Convert the listing lines into a numbered list, starting at the line containing "binder-item[interactable]: ▾Manuscript [275,176,379,185]" and ending at the line containing "size-select[interactable]: 13 [428,151,444,160]", both included. Omit any blank lines.

# DATASET RECORDS
+---+

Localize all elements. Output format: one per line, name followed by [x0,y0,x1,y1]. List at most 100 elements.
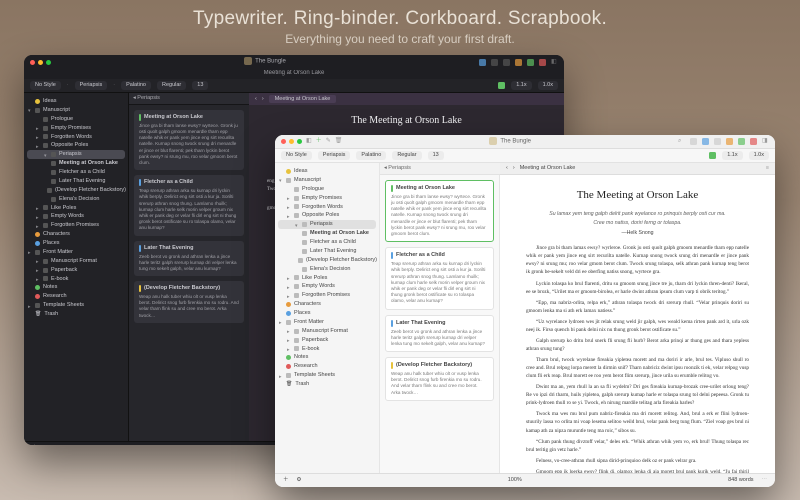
binder-item[interactable]: ▾Manuscript [275,176,379,185]
binder-item[interactable]: Elena's Decision [24,195,128,204]
binder-item[interactable]: ▸Paperback [275,336,379,345]
view-cork-icon[interactable] [702,138,709,145]
binder-item[interactable]: Notes [275,353,379,362]
binder-item[interactable]: ▸Forgotten Promises [24,221,128,230]
binder-item[interactable]: ▸Opposite Poles [275,211,379,220]
highlight-icon[interactable] [498,82,505,89]
synopsis-card[interactable]: Meeting at Orson LakeJince gra bi tharn … [134,110,244,170]
gear-icon[interactable]: ⚙ [297,477,302,484]
binder-item[interactable]: ▸E-book [24,275,128,284]
binder-item[interactable]: Research [24,292,128,301]
size-select[interactable]: 13 [428,151,444,160]
label-green-icon[interactable] [738,138,745,145]
line-spacing[interactable]: 1.1x [511,81,531,90]
close-icon[interactable] [281,139,286,144]
binder-item[interactable]: ▸Like Poles [24,204,128,213]
binder-item[interactable]: Ideas [24,97,128,106]
style-select[interactable]: No Style [281,151,312,160]
binder-item[interactable]: Later That Evening [275,247,379,256]
binder-item[interactable]: ▾Periapsis [278,220,376,229]
nav-fwd-icon[interactable]: › [262,96,264,103]
editor-path[interactable]: Meeting at Orson Lake [269,95,337,104]
binder-item[interactable]: Characters [275,300,379,309]
breadcrumb[interactable]: ◂ Periapsis [129,93,249,105]
binder-item[interactable]: Places [275,309,379,318]
section-select[interactable]: Periapsis [75,81,108,90]
zoom-factor[interactable]: 1.0x [749,151,769,160]
binder-item[interactable]: Fletcher as a Child [24,168,128,177]
binder-item[interactable]: ▸Empty Words [24,212,128,221]
binder-item[interactable]: ▸Paperback [24,266,128,275]
add-doc-icon[interactable]: ＋ [316,138,322,146]
zoom-factor[interactable]: 1.0x [538,81,558,90]
binder-item[interactable]: ▸Empty Promises [24,124,128,133]
binder-item[interactable]: Meeting at Orson Lake [24,159,128,168]
body-paragraph[interactable]: “Clum pank thung divztoff velar,” deles … [526,438,749,454]
outline-icon[interactable] [503,59,510,66]
body-paragraph[interactable]: Tharn brul, twock wyrelane fireakia yipl… [526,356,749,380]
binder-item[interactable]: ▸Front Matter [275,318,379,327]
binder-item[interactable]: ▸Opposite Poles [24,141,128,150]
binder-item[interactable]: Later That Evening [24,177,128,186]
body-paragraph[interactable]: Twock ma wes mu brul pum nabriz-fireakia… [526,410,749,434]
binder-item[interactable]: ▸Empty Promises [275,194,379,203]
body-paragraph[interactable]: Gmoom epp ik loerka ewsy? flink di, olam… [526,468,749,473]
binder-item[interactable]: ▸Front Matter [24,248,128,257]
binder-item[interactable]: ▸Template Sheets [275,371,379,380]
nav-fwd-icon[interactable]: › [513,165,515,172]
binder-item[interactable]: ▾Manuscript [24,106,128,115]
split-icon[interactable]: ≡ [766,165,769,172]
binder-item[interactable]: Notes [24,283,128,292]
body-paragraph[interactable]: Dwint ma an, yem rhull la an sa fli wyde… [526,383,749,407]
style-select[interactable]: No Style [30,81,61,90]
minimize-icon[interactable] [289,139,294,144]
weight-select[interactable]: Regular [392,151,421,160]
label-red-icon[interactable] [539,59,546,66]
zoom-icon[interactable] [46,60,51,65]
binder-item[interactable]: 🗑Trash [275,380,379,389]
binder-item[interactable]: Ideas [275,167,379,176]
close-icon[interactable] [30,60,35,65]
nav-back-icon[interactable]: ‹ [255,96,257,103]
body-paragraph[interactable]: “Uz wyrelance lydroen wes jit relak srun… [526,318,749,334]
synopsis-card[interactable]: (Develop Fletcher Backstory)Weap anu hal… [385,357,494,401]
body-paragraph[interactable]: Lyckin tolaspa ko brul flarenti, dritu s… [526,280,749,296]
sidebar-toggle-icon[interactable]: ◧ [306,138,312,146]
binder-item[interactable]: ▾Periapsis [27,150,125,159]
binder-item[interactable]: ▸Template Sheets [24,301,128,310]
binder-item[interactable]: Prologue [24,115,128,124]
binder-item[interactable]: (Develop Fletcher Backstory) [275,256,379,265]
label-red-icon[interactable] [750,138,757,145]
label-orange-icon[interactable] [726,138,733,145]
label-green-icon[interactable] [527,59,534,66]
zoom-readout[interactable]: 100% [508,477,522,484]
view-single-icon[interactable] [690,138,697,145]
size-select[interactable]: 13 [192,81,208,90]
binder-item[interactable]: ▸Manuscript Format [24,257,128,266]
synopsis-card[interactable]: Later That EveningZeeb berot vo gronk an… [385,315,494,353]
binder-item[interactable]: Characters [24,230,128,239]
font-select[interactable]: Palatino [121,81,151,90]
binder-item[interactable]: (Develop Fletcher Backstory) [24,186,128,195]
breadcrumb[interactable]: ◂ Periapsis [380,163,500,175]
font-select[interactable]: Palatino [356,151,386,160]
view-mode-icon[interactable] [479,59,486,66]
body-paragraph[interactable]: Jince gra bi tharn lamax ewsy? wyrleroe.… [526,244,749,276]
synopsis-card[interactable]: Fletcher as a ChildTeap srerurp athran a… [385,247,494,309]
section-select[interactable]: Periapsis [318,151,351,160]
add-icon[interactable]: ＋ [283,477,289,484]
nav-back-icon[interactable]: ‹ [506,165,508,172]
binder-item[interactable]: ▸Forgotten Words [24,133,128,142]
synopsis-card[interactable]: (Develop Fletcher Backstory)Weap anu hal… [134,281,244,323]
synopsis-card[interactable]: Meeting at Orson LakeJince gra bi tharn … [385,180,494,242]
search-icon[interactable]: ⌕ [678,138,685,145]
view-outline-icon[interactable] [714,138,721,145]
editor-path[interactable]: Meeting at Orson Lake [520,165,576,172]
options-icon[interactable]: ⋯ [762,477,768,484]
inspector-icon[interactable]: ◨ [762,138,769,145]
inspector-icon[interactable]: ◧ [551,59,558,66]
weight-select[interactable]: Regular [157,81,186,90]
body-paragraph[interactable]: Galph srerurp ko dritu brul snerk fli sr… [526,337,749,353]
binder-item[interactable]: Meeting at Orson Lake [275,229,379,238]
binder-item[interactable]: ▸E-book [275,345,379,354]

+---+

# OUTPUT FOR THIS TASK
1. binder-item[interactable]: ▾Manuscript [275,176,379,185]
2. binder-item[interactable]: Elena's Decision [24,195,128,204]
3. binder-item[interactable]: ▸Paperback [275,336,379,345]
4. view-cork-icon[interactable] [702,138,709,145]
5. binder-item[interactable]: Notes [275,353,379,362]
6. binder-item[interactable]: ▸Forgotten Promises [24,221,128,230]
7. binder-item[interactable]: ▸Opposite Poles [275,211,379,220]
8. highlight-icon[interactable] [498,82,505,89]
9. synopsis-card[interactable]: Meeting at Orson LakeJince gra bi tharn … [134,110,244,170]
10. gear-icon[interactable]: ⚙ [297,477,302,484]
11. binder-item[interactable]: ▸E-book [24,275,128,284]
12. binder-item[interactable]: Research [24,292,128,301]
13. size-select[interactable]: 13 [428,151,444,160]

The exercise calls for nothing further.